Print the whole listing exactly.

---------- Material for this exercise

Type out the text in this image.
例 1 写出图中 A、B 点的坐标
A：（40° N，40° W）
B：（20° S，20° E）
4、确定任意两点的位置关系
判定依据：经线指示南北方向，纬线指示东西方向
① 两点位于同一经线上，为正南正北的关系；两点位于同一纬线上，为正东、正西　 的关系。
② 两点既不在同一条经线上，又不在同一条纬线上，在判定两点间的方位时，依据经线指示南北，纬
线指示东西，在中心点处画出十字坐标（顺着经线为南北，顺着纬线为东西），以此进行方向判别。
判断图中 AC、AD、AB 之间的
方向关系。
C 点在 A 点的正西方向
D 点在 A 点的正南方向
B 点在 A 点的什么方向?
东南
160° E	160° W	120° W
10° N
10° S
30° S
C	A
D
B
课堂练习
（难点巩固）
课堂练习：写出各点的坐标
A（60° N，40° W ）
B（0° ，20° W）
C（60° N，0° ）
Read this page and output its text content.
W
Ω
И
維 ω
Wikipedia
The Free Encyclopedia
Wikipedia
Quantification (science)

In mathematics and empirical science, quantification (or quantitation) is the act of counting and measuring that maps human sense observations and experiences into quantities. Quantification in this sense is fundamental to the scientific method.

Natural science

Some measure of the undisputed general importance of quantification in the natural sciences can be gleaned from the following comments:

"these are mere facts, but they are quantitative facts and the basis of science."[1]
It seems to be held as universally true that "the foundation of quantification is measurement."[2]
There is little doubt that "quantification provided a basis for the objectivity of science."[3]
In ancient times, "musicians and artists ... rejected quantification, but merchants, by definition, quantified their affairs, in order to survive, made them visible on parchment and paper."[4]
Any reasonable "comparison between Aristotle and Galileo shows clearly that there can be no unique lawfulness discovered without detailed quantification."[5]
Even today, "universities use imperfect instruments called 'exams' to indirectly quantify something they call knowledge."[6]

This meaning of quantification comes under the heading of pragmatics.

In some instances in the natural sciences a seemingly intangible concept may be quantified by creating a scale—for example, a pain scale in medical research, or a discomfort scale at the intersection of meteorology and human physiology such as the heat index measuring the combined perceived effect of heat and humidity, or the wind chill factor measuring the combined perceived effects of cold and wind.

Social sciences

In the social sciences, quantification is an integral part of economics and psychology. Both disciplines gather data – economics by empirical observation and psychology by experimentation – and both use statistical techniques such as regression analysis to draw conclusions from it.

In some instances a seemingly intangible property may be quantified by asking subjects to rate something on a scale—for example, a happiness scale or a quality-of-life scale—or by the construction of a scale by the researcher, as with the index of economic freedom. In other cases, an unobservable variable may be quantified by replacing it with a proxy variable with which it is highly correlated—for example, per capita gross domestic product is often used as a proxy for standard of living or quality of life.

--------------------

__Exercise result__.
Type out the text in this image.
例 1 写出图中 A、B 点的坐标
A：（40° N，40° W）
B：（20° S，20° E）
4、确定任意两点的位置关系
判定依据：经线指示南北方向，纬线指示东西方向
① 两点位于同一经线上，为正南正北的关系；两点位于同一纬线上，为正东、正西　 的关系。
② 两点既不在同一条经线上，又不在同一条纬线上，在判定两点间的方位时，依据经线指示南北，纬
线指示东西，在中心点处画出十字坐标（顺着经线为南北，顺着纬线为东西），以此进行方向判别。
判断图中 AC、AD、AB 之间的
方向关系。
C 点在 A 点的正西方向
D 点在 A 点的正南方向
B 点在 A 点的什么方向?
东南
160° E	160° W	120° W
10° N
10° S
30° S
C	A
D
B
课堂练习
（难点巩固）
课堂练习：写出各点的坐标
A（60° N，40° W ）
B（0° ，20° W）
C（60° N，0° ）
Read this page and output its text content.
W
Ω
И
維 ω
Wikipedia
The Free Encyclopedia
Wikipedia
Quantification (science)

In mathematics and empirical science, quantification (or quantitation) is the act of counting and measuring that maps human sense observations and experiences into quantities. Quantification in this sense is fundamental to the scientific method.

Natural science

Some measure of the undisputed general importance of quantification in the natural sciences can be gleaned from the following comments:

"these are mere facts, but they are quantitative facts and the basis of science."[1]
It seems to be held as universally true that "the foundation of quantification is measurement."[2]
There is little doubt that "quantification provided a basis for the objectivity of science."[3]
In ancient times, "musicians and artists ... rejected quantification, but merchants, by definition, quantified their affairs, in order to survive, made them visible on parchment and paper."[4]
Any reasonable "comparison between Aristotle and Galileo shows clearly that there can be no unique lawfulness discovered without detailed quantification."[5]
Even today, "universities use imperfect instruments called 'exams' to indirectly quantify something they call knowledge."[6]

This meaning of quantification comes under the heading of pragmatics.

In some instances in the natural sciences a seemingly intangible concept may be quantified by creating a scale—for example, a pain scale in medical research, or a discomfort scale at the intersection of meteorology and human physiology such as the heat index measuring the combined perceived effect of heat and humidity, or the wind chill factor measuring the combined perceived effects of cold and wind.

Social sciences

In the social sciences, quantification is an integral part of economics and psychology. Both disciplines gather data – economics by empirical observation and psychology by experimentation – and both use statistical techniques such as regression analysis to draw conclusions from it.

In some instances a seemingly intangible property may be quantified by asking subjects to rate something on a scale—for example, a happiness scale or a quality-of-life scale—or by the construction of a scale by the researcher, as with the index of economic freedom. In other cases, an unobservable variable may be quantified by replacing it with a proxy variable with which it is highly correlated—for example, per capita gross domestic product is often used as a proxy for standard of living or quality of life.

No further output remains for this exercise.